--- start STORED RECORDS ---

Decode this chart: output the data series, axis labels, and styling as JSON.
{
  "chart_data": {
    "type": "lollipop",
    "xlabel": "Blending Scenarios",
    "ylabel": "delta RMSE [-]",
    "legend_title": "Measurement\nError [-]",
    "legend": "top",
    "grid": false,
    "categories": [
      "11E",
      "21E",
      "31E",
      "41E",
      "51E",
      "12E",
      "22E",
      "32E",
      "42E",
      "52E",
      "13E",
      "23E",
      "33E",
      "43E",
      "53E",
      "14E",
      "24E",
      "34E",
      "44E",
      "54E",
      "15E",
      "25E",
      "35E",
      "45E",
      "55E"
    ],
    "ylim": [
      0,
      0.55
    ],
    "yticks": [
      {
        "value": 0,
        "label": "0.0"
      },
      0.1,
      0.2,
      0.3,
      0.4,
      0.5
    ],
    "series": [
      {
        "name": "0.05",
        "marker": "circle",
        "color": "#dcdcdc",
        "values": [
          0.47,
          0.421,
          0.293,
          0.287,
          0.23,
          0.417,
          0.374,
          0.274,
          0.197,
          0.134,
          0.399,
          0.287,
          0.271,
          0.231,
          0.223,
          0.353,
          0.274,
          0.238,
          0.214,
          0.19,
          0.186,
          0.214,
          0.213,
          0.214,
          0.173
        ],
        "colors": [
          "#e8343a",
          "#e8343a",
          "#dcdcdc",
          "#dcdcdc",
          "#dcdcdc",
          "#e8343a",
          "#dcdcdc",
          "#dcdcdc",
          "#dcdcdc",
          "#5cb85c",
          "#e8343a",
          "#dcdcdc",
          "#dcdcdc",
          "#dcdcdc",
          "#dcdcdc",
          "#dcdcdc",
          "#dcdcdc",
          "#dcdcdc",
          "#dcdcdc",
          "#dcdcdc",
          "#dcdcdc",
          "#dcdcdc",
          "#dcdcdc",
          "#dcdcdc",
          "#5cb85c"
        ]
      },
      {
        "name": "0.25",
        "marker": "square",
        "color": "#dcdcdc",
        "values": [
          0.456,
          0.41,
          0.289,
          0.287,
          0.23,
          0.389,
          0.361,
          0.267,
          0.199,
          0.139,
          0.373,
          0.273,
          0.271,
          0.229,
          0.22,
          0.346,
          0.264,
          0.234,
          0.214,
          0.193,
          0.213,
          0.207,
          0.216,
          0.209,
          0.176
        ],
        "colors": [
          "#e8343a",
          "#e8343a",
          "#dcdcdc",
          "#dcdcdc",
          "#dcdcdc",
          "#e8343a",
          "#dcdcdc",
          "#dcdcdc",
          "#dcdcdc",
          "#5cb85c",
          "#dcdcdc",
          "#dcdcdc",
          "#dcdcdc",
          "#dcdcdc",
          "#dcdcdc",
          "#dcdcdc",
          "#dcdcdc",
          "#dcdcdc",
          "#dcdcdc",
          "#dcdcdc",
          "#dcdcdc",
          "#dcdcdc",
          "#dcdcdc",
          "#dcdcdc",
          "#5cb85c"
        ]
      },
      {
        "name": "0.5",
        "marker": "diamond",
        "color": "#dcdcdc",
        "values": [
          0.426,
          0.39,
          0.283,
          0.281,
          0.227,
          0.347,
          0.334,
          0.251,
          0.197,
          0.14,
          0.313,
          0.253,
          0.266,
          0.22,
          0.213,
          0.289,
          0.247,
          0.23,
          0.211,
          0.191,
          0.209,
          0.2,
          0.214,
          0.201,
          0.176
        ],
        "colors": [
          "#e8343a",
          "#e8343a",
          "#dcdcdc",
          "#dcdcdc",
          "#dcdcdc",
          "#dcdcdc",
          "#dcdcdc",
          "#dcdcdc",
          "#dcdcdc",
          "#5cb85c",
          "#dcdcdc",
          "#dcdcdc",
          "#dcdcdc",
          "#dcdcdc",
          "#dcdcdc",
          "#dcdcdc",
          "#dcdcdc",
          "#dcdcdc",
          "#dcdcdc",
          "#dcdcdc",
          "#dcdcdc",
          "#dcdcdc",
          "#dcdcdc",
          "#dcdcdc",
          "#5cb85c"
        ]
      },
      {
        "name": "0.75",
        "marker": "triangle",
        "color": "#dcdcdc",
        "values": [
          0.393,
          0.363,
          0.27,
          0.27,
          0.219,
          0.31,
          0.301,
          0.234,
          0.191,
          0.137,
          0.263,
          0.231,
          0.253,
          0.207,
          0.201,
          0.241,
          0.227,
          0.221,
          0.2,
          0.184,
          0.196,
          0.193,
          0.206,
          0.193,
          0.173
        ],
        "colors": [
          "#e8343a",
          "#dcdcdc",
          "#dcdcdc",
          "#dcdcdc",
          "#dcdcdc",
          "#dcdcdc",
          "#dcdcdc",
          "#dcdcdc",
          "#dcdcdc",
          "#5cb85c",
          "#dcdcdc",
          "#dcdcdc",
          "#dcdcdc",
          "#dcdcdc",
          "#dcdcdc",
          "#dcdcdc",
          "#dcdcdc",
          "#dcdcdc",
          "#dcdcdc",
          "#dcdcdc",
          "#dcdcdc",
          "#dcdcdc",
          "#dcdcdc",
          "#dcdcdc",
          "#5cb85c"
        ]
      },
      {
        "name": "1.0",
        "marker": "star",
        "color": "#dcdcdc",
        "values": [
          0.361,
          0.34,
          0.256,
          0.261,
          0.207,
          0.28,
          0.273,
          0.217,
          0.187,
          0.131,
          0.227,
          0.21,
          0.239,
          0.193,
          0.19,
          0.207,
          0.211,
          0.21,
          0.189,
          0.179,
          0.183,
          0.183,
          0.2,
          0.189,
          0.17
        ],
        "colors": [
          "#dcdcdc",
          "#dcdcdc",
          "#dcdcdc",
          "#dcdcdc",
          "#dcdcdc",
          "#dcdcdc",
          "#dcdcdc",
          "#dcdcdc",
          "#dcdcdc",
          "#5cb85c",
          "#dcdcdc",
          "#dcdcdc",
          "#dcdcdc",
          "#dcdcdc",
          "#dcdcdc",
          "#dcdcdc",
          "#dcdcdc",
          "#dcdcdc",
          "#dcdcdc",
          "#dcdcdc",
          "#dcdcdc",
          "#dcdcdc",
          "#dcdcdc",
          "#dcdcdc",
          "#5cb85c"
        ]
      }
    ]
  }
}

--- end STORED RECORDS ---

AIM: Only the number is wanted: how many lines in the entries above contain the word "marker"?

CORRECT OUTPUT: 5